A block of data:

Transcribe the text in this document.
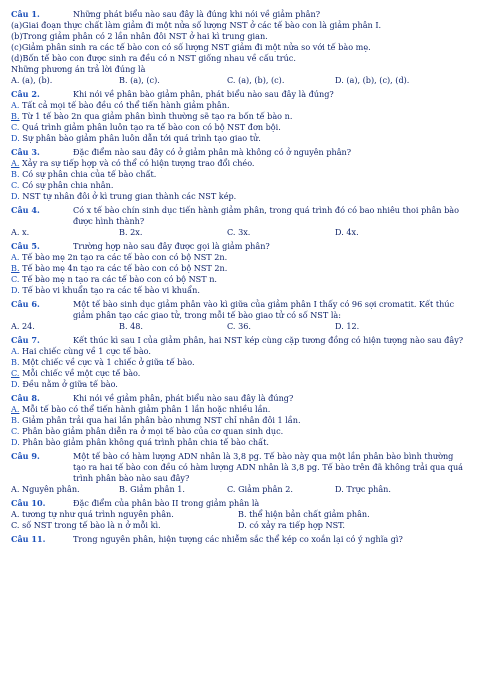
Câu 1.	Những phát biểu nào sau đây là đúng khi nói về giảm phân?
(a)Giai đoạn thực chất làm giảm đi một nửa số lượng NST ở các tế bào con là giảm phân I.
(b)Trong giảm phân có 2 lần nhân đôi NST ở hai kì trung gian.
(c)Giảm phân sinh ra các tế bào con có số lượng NST giảm đi một nửa so với tế bào mẹ.
(d)Bốn tế bào con được sinh ra đều có n NST giống nhau về cấu trúc.
Những phương án trả lời đúng là
A. (a), (b).	B. (a), (c).	C. (a), (b), (c).	D. (a), (b), (c), (d).
Câu 2.	Khi nói về phân bào giảm phân, phát biểu nào sau đây là đúng?
A. Tất cả mọi tế bào đều có thể tiến hành giảm phân.
B. Từ 1 tế bào 2n qua giảm phân bình thường sẽ tạo ra bốn tế bào n.
C. Quá trình giảm phân luôn tạo ra tế bào con có bộ NST đơn bội.
D. Sự phân bào giảm phân luôn dẫn tới quá trình tạo giao tử.
Câu 3.	Đặc điểm nào sau đây có ở giảm phân mà không có ở nguyên phân?
A. Xảy ra sự tiếp hợp và có thể có hiện tượng trao đổi chéo.
B. Có sự phân chia của tế bào chất.
C. Có sự phân chia nhân.
D. NST tự nhân đôi ở kì trung gian thành các NST kép.
Câu 4.	Có x tế bào chín sinh dục tiến hành giảm phân, trong quá trình đó có bao nhiêu thoi phân bào được hình thành?
A. x.	B. 2x.	C. 3x.	D. 4x.
Câu 5.	Trường hợp nào sau đây được gọi là giảm phân?
A. Tế bào mẹ 2n tạo ra các tế bào con có bộ NST 2n.
B. Tế bào mẹ 4n tạo ra các tế bào con có bộ NST 2n.
C. Tế bào mẹ n tạo ra các tế bào con có bộ NST n.
D. Tế bào vi khuẩn tạo ra các tế bào vi khuẩn.
Câu 6.	Một tế bào sinh dục giảm phân vào kì giữa của giảm phân I thấy có 96 sợi cromatit. Kết thúc giảm phân tạo các giao tử, trong mỗi tế bào giao tử có số NST là:
A. 24.	B. 48.	C. 36.	D. 12.
Câu 7.	Kết thúc kì sau I của giảm phân, hai NST kép cùng cặp tương đồng có hiện tượng nào sau đây?
A. Hai chiếc cùng về 1 cực tế bào.
B. Một chiếc về cực và 1 chiếc ở giữa tế bào.
C. Mỗi chiếc về một cực tế bào.
D. Đều nằm ở giữa tế bào.
Câu 8.	Khi nói về giảm phân, phát biểu nào sau đây là đúng?
A. Mỗi tế bào có thể tiến hành giảm phân 1 lần hoặc nhiều lần.
B. Giảm phân trải qua hai lần phân bào nhưng NST chỉ nhân đôi 1 lần.
C. Phân bào giảm phân diễn ra ở mọi tế bào của cơ quan sinh dục.
D. Phân bào giảm phân không quá trình phân chia tế bào chất.
Câu 9.	Một tế bào có hàm lượng ADN nhân là 3,8 pg. Tế bào này qua một lần phân bào bình thường tạo ra hai tế bào con đều có hàm lượng ADN nhân là 3,8 pg. Tế bào trên đã không trải qua quá trình phân bào nào sau đây?
A. Nguyên phân.	B. Giảm phân 1.	C. Giảm phân 2.	D. Trực phân.
Câu 10.	Đặc điểm của phân bào II trong giảm phân là
A. tương tự như quá trình nguyên phân.	B. thể hiện bản chất giảm phân.
C. số NST trong tế bào là n ở mỗi kì.	D. có xảy ra tiếp hợp NST.
Câu 11.	Trong nguyên phân, hiện tượng các nhiễm sắc thể kép co xoắn lại có ý nghĩa gì?
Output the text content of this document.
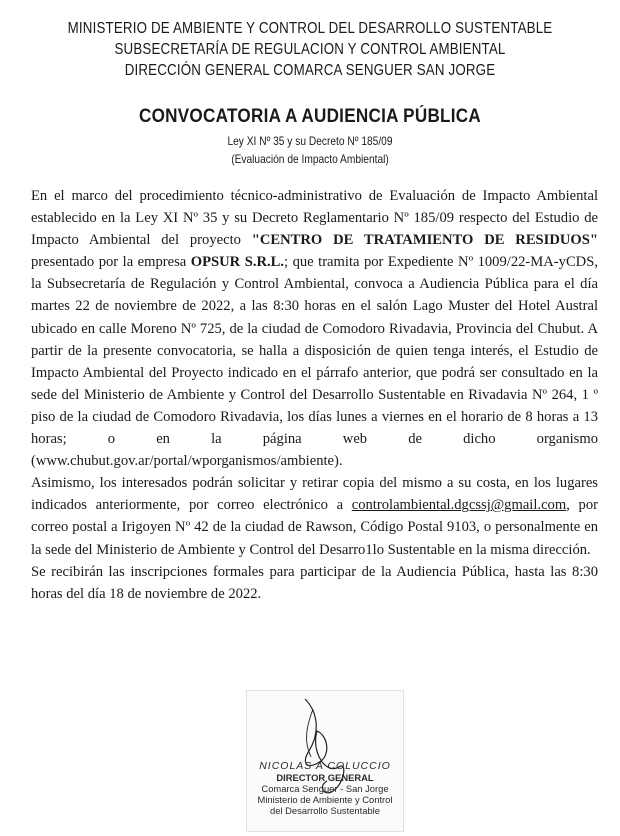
MINISTERIO DE AMBIENTE Y CONTROL DEL DESARROLLO SUSTENTABLE
SUBSECRETARÍA DE REGULACION Y CONTROL AMBIENTAL
DIRECCIÓN GENERAL COMARCA SENGUER SAN JORGE
CONVOCATORIA A AUDIENCIA PÚBLICA
Ley XI Nº 35 y su Decreto Nº 185/09
(Evaluación de Impacto Ambiental)

En el marco del procedimiento técnico-administrativo de Evaluación de Impacto Ambiental establecido en la Ley XI Nº 35 y su Decreto Reglamentario Nº 185/09 respecto del Estudio de Impacto Ambiental del proyecto "CENTRO DE TRATAMIENTO DE RESIDUOS" presentado por la empresa OPSUR S.R.L.; que tramita por Expediente Nº 1009/22-MA-yCDS, la Subsecretaría de Regulación y Control Ambiental, convoca a Audiencia Pública para el día martes 22 de noviembre de 2022, a las 8:30 horas en el salón Lago Muster del Hotel Austral ubicado en calle Moreno Nº 725, de la ciudad de Comodoro Rivadavia, Provincia del Chubut. A partir de la presente convocatoria, se halla a disposición de quien tenga interés, el Estudio de Impacto Ambiental del Proyecto indicado en el párrafo anterior, que podrá ser consultado en la sede del Ministerio de Ambiente y Control del Desarrollo Sustentable en Rivadavia Nº 264, 1 º piso de la ciudad de Comodoro Rivadavia, los días lunes a viernes en el horario de 8 horas a 13 horas; o en la página web de dicho organismo (www.chubut.gov.ar/portal/wporganismos/ambiente).

Asimismo, los interesados podrán solicitar y retirar copia del mismo a su costa, en los lugares indicados anteriormente, por correo electrónico a controlambiental.dgcssj@gmail.com, por correo postal a Irigoyen Nº 42 de la ciudad de Rawson, Código Postal 9103, o personalmente en la sede del Ministerio de Ambiente y Control del Desarro1lo Sustentable en la misma dirección.

Se recibirán las inscripciones formales para participar de la Audiencia Pública, hasta las 8:30 horas del día 18 de noviembre de 2022.

NICOLAS A COLUCCIO
DIRECTOR GENERAL
Comarca Senguer - San Jorge
Ministerio de Ambiente y Control
del Desarrollo Sustentable
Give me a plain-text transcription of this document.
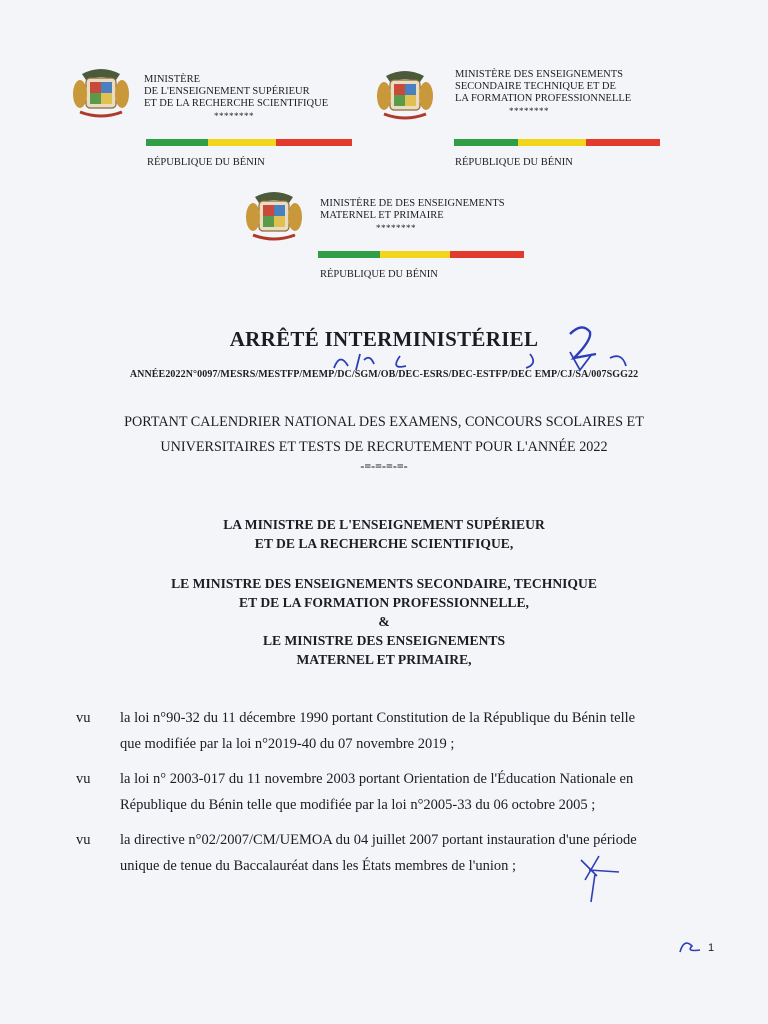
MINISTÈRE
DE L'ENSEIGNEMENT SUPÉRIEUR
ET DE LA RECHERCHE SCIENTIFIQUE
********
RÉPUBLIQUE DU BÉNIN
MINISTÈRE DES ENSEIGNEMENTS
SECONDAIRE TECHNIQUE ET DE
LA FORMATION PROFESSIONNELLE
********
RÉPUBLIQUE DU BÉNIN
MINISTÈRE DE DES ENSEIGNEMENTS
MATERNEL ET PRIMAIRE
********
RÉPUBLIQUE DU BÉNIN
ARRÊTÉ INTERMINISTÉRIEL
ANNÉE2022N°0097/MESRS/MESTFP/MEMP/DC/SGM/OB/DEC-ESRS/DEC-ESTFP/DEC EMP/CJ/SA/007SGG22
PORTANT CALENDRIER NATIONAL DES EXAMENS, CONCOURS SCOLAIRES ET
UNIVERSITAIRES ET TESTS DE RECRUTEMENT POUR L'ANNÉE 2022
-=-=-=-=-
LA MINISTRE DE L'ENSEIGNEMENT SUPÉRIEUR
ET DE LA RECHERCHE SCIENTIFIQUE,
LE MINISTRE DES ENSEIGNEMENTS SECONDAIRE, TECHNIQUE
ET DE LA FORMATION PROFESSIONNELLE,
&
LE MINISTRE DES ENSEIGNEMENTS
MATERNEL ET PRIMAIRE,
vu la loi n°90-32 du 11 décembre 1990 portant Constitution de la République du Bénin telle
que modifiée par la loi n°2019-40 du 07 novembre 2019 ;
vu la loi n° 2003-017 du 11 novembre 2003 portant Orientation de l'Éducation Nationale en
République du Bénin telle que modifiée par la loi n°2005-33 du 06 octobre 2005 ;
vu la directive n°02/2007/CM/UEMOA du 04 juillet 2007 portant instauration d'une période
unique de tenue du Baccalauréat dans les États membres de l'union ;
1
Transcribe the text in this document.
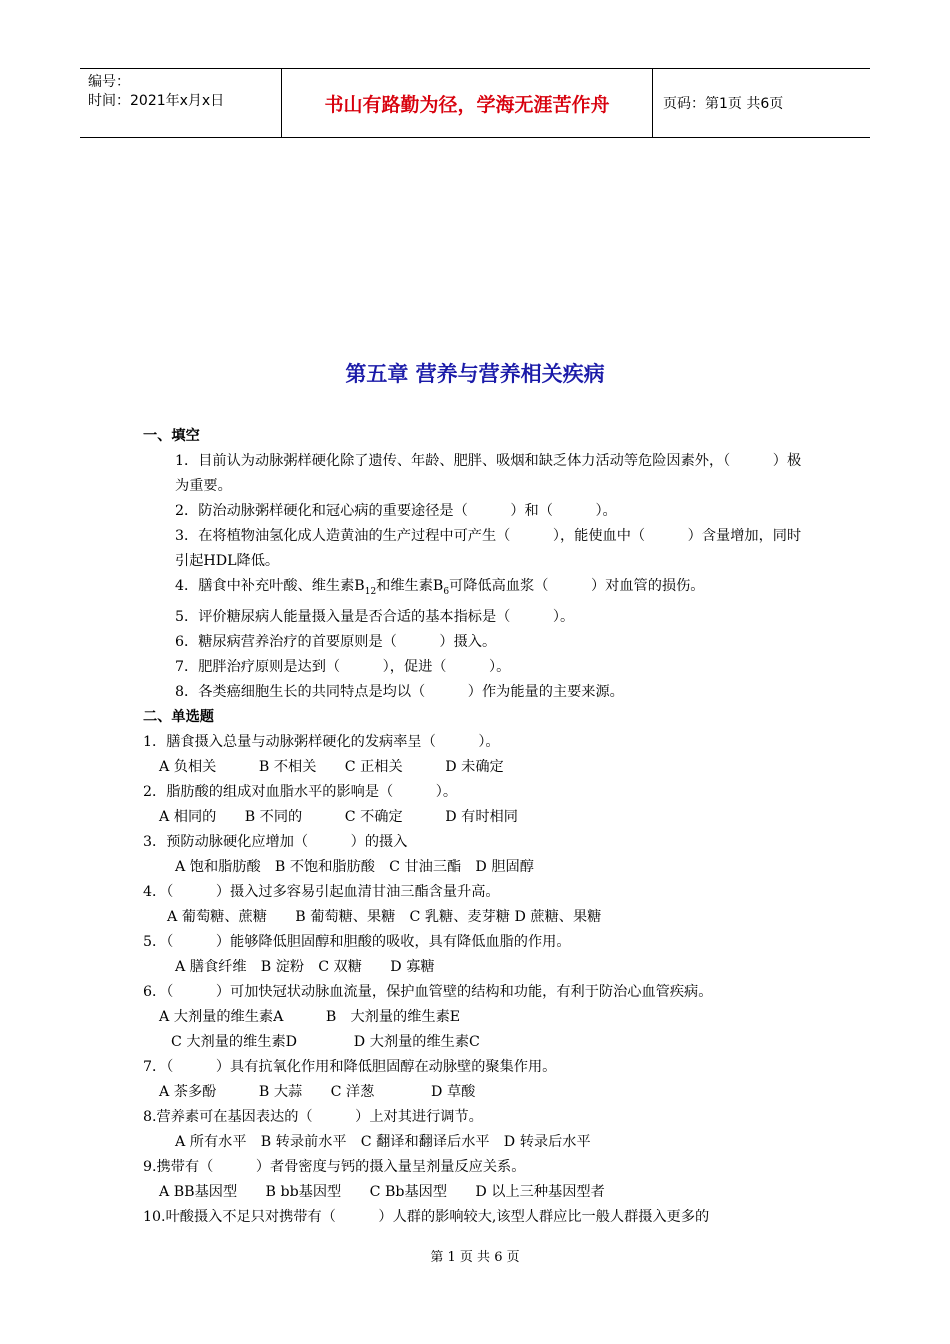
编号：
时间：2021年x月x日	书山有路勤为径，学海无涯苦作舟	页码：第1页 共6页
第五章 营养与营养相关疾病
一、填空
1．目前认为动脉粥样硬化除了遗传、年龄、肥胖、吸烟和缺乏体力活动等危险因素外，（　　　）极为重要。
2．防治动脉粥样硬化和冠心病的重要途径是（　　　）和（　　　）。
3．在将植物油氢化成人造黄油的生产过程中可产生（　　　），能使血中（　　　）含量增加，同时引起HDL降低。
4．膳食中补充叶酸、维生素$B_{12}$和维生素$B_6$可降低高血浆（　　　）对血管的损伤。
5．评价糖尿病人能量摄入量是否合适的基本指标是（　　　）。
6．糖尿病营养治疗的首要原则是（　　　）摄入。
7．肥胖治疗原则是达到（　　　），促进（　　　）。
8．各类癌细胞生长的共同特点是均以（　　　）作为能量的主要来源。
二、单选题
1．膳食摄入总量与动脉粥样硬化的发病率呈（　　　）。
A 负相关　　　B 不相关　　C 正相关　　　D 未确定
2．脂肪酸的组成对血脂水平的影响是（　　　）。
A 相同的　　B 不同的　　　C 不确定　　　D 有时相同
3．预防动脉硬化应增加（　　　）的摄入
A 饱和脂肪酸　B 不饱和脂肪酸　C 甘油三酯　D 胆固醇
4．（　　　）摄入过多容易引起血清甘油三酯含量升高。
A 葡萄糖、蔗糖　　B 葡萄糖、果糖　C 乳糖、麦芽糖 D 蔗糖、果糖
5．（　　　）能够降低胆固醇和胆酸的吸收，具有降低血脂的作用。
A 膳食纤维　B 淀粉　C 双糖　　D 寡糖
6．（　　　）可加快冠状动脉血流量，保护血管壁的结构和功能，有利于防治心血管疾病。
A 大剂量的维生素A　　　B　大剂量的维生素E
C 大剂量的维生素D　　　　D 大剂量的维生素C
7．（　　　）具有抗氧化作用和降低胆固醇在动脉壁的聚集作用。
A 茶多酚　　　B 大蒜　　C 洋葱　　　　D 草酸
8.营养素可在基因表达的（　　　）上对其进行调节。
A 所有水平　B 转录前水平　C 翻译和翻译后水平　D 转录后水平
9.携带有（　　　）者骨密度与钙的摄入量呈剂量反应关系。
A BB基因型　　B bb基因型　　C Bb基因型　　D 以上三种基因型者
10.叶酸摄入不足只对携带有（　　　）人群的影响较大,该型人群应比一般人群摄入更多的
第 1 页 共 6 页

• PROMPT
Find how many lines in the listing contain the word "SCIENTIFIQUE" and give that count alone.

• WRITTEN RESPONSE
2